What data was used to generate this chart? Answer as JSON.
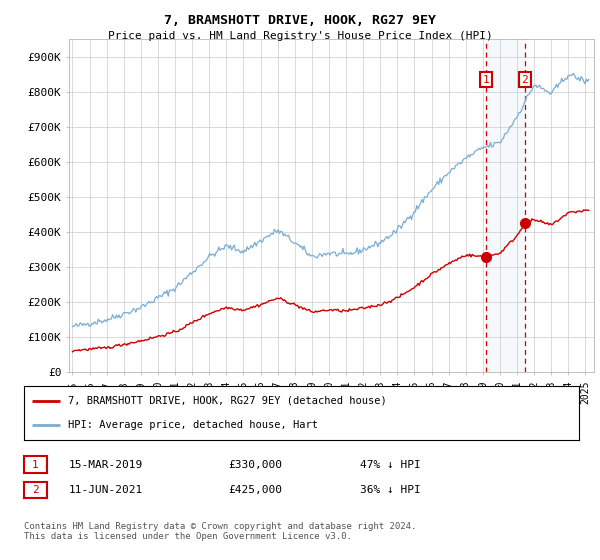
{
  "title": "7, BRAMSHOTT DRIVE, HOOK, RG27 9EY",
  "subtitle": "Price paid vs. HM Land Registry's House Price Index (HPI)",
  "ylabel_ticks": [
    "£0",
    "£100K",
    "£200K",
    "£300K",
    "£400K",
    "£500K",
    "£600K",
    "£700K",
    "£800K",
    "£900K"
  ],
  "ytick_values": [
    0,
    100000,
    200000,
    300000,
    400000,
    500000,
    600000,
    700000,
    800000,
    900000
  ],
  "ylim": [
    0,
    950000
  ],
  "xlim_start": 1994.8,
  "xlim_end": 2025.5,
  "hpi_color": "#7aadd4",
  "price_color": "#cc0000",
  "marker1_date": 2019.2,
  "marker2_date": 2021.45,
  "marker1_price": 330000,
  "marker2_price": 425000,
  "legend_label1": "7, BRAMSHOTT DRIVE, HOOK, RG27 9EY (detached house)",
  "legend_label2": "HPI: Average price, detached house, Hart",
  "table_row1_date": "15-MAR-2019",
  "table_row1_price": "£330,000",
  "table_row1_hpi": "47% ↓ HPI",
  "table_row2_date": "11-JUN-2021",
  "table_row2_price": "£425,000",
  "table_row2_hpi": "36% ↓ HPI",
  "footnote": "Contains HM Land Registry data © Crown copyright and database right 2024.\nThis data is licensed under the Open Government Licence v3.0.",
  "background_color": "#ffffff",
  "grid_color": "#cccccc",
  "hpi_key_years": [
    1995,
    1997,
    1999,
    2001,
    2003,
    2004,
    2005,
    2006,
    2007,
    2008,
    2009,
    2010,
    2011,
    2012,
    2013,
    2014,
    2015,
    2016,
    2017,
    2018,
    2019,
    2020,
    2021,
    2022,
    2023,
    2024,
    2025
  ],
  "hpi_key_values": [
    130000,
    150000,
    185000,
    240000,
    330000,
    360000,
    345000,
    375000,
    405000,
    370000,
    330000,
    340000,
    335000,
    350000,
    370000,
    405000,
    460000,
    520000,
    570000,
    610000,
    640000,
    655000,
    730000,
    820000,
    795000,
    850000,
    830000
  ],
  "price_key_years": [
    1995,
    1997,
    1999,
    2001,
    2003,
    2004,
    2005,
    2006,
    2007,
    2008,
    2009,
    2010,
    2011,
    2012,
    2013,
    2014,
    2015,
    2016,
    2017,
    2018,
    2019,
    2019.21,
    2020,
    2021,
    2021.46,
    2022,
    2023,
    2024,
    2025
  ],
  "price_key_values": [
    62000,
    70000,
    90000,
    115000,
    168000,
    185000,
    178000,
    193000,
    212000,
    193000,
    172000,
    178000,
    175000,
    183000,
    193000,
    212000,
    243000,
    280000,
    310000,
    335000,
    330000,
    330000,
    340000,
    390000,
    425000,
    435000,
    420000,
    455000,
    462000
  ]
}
──────────────────────────────
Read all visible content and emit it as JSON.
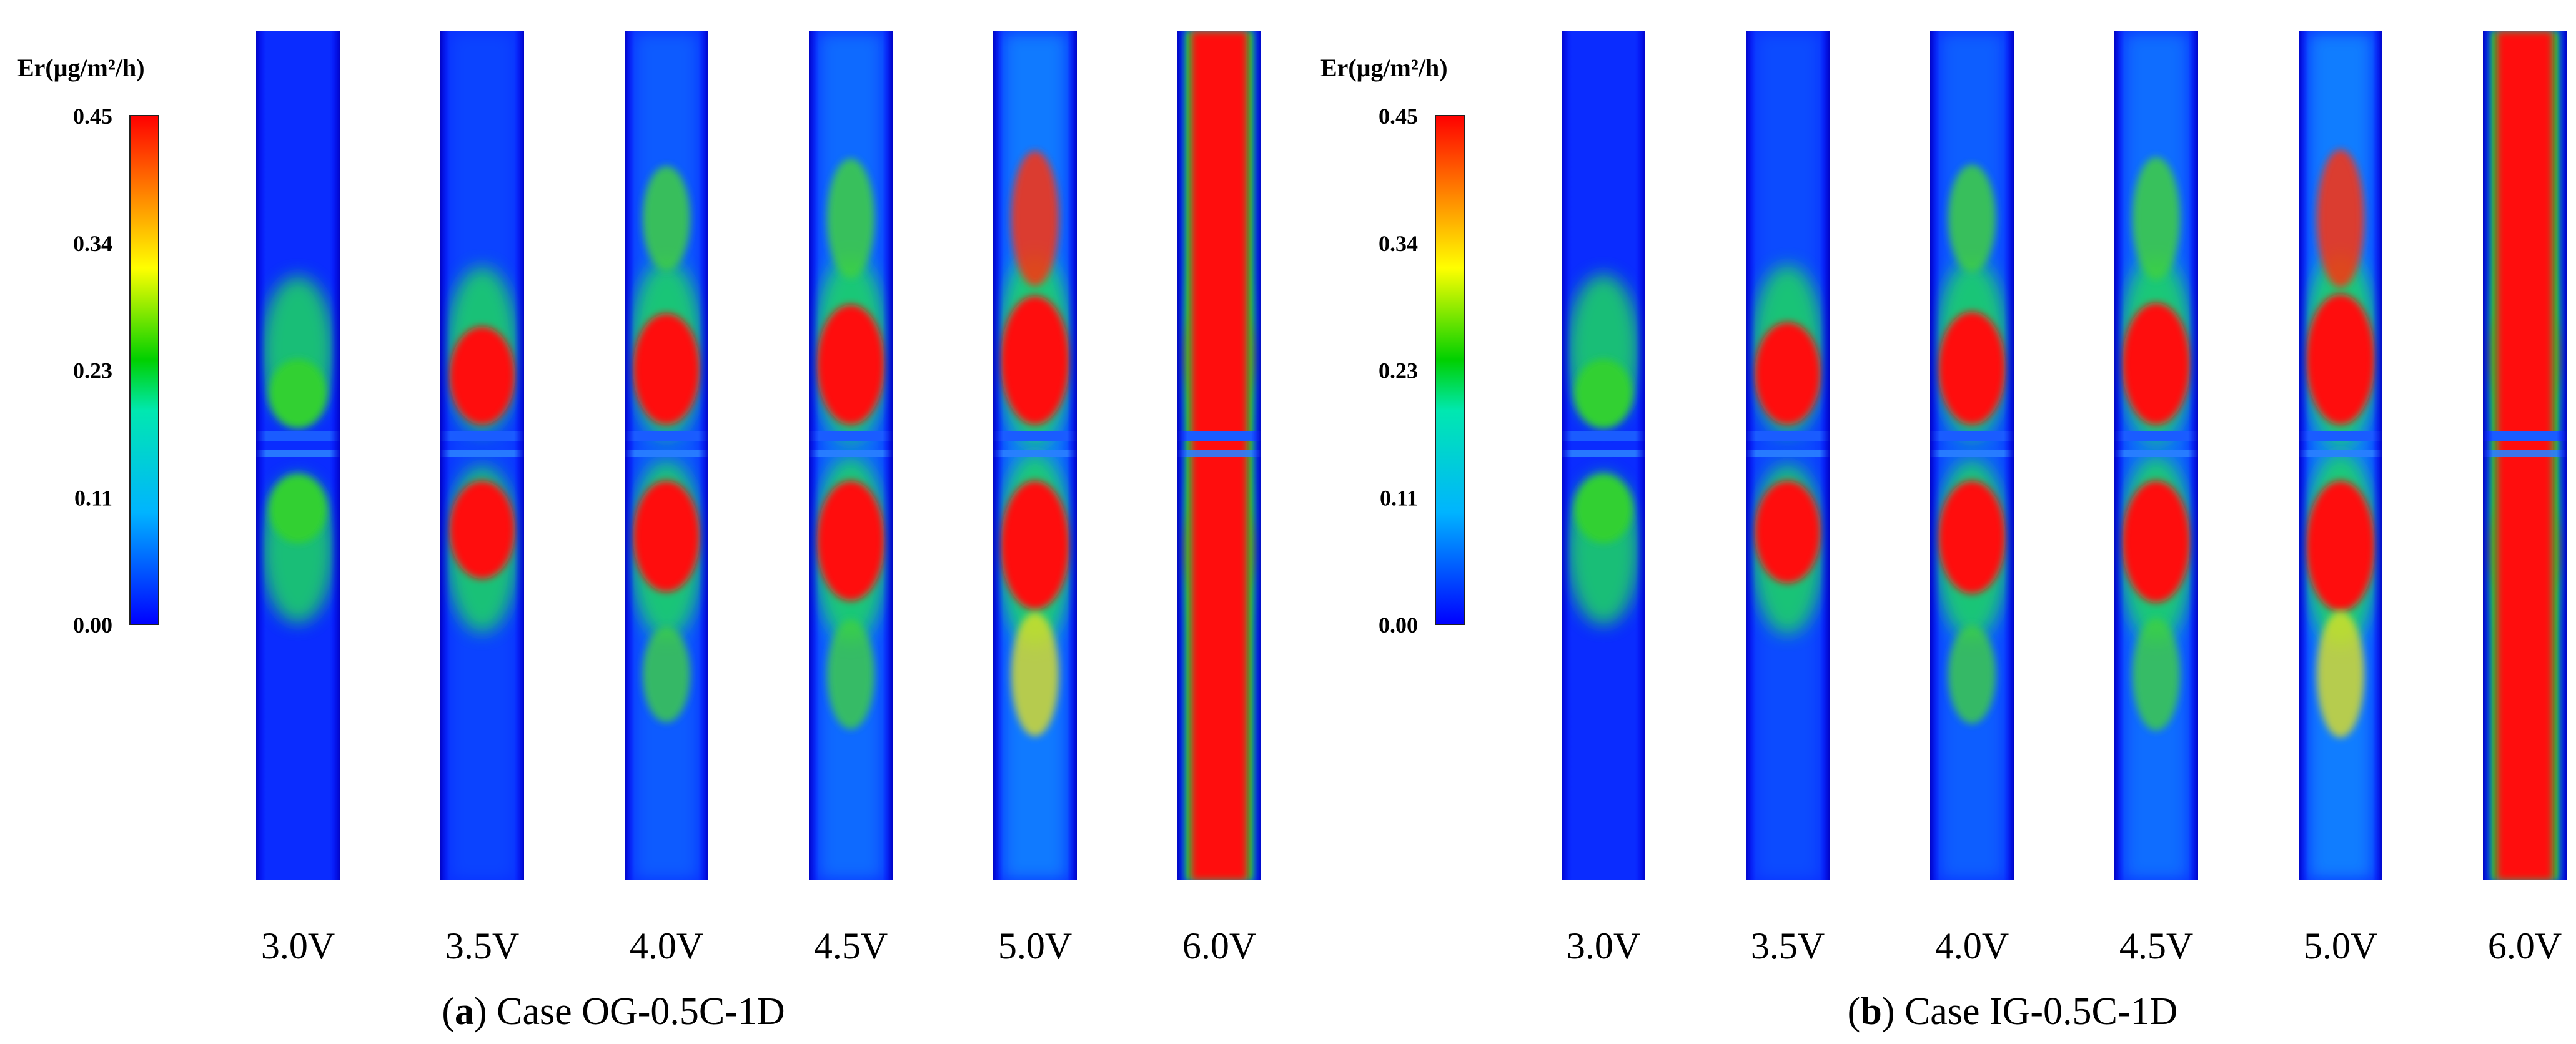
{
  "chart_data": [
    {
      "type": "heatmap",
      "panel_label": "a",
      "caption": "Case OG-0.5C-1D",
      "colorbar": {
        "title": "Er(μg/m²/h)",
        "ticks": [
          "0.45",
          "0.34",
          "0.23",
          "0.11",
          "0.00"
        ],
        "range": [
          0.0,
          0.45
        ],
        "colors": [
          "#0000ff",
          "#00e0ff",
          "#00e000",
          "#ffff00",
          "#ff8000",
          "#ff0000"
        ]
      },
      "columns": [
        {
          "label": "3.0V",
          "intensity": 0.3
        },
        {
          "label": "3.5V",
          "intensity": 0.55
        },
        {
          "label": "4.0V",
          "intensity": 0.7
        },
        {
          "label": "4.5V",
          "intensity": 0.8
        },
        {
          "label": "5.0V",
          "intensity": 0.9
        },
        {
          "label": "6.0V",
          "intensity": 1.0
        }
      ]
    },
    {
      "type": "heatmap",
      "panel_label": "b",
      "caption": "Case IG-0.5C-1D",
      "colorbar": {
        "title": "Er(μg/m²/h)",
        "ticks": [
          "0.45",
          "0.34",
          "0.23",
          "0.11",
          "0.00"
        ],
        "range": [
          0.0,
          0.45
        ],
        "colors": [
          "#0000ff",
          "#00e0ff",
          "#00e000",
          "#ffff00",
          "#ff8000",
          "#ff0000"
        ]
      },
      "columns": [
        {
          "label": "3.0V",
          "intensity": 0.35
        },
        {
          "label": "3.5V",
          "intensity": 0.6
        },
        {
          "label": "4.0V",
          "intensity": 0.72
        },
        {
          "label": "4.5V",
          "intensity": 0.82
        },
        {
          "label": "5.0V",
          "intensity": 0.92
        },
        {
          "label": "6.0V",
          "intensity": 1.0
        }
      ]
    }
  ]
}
──────────────────────────────
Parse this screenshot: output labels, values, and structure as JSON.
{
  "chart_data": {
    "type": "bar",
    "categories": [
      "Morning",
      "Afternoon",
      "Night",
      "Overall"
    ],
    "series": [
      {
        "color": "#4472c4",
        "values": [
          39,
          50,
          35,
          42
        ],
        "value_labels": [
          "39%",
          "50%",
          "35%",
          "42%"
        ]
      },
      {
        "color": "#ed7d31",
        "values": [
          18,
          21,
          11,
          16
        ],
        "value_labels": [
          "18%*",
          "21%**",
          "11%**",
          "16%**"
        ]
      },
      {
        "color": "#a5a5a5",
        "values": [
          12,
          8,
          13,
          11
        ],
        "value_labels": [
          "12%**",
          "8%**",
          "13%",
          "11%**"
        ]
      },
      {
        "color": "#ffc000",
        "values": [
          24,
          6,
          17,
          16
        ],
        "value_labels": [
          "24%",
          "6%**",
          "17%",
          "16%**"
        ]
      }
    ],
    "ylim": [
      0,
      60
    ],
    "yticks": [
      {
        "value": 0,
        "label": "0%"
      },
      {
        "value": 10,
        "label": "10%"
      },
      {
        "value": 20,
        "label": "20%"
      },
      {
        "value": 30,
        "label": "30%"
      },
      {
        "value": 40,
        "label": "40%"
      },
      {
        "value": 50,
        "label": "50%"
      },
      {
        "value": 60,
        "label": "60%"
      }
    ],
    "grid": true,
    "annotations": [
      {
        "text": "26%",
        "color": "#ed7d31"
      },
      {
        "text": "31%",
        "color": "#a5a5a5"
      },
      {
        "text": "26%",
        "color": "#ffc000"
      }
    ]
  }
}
──────────────────────────────
▶ YOUR GOAL
Within the entries above, report how many lines include "detached", and keep the answer to the number.

▶ SOLUTION TO THE EXERCISE
2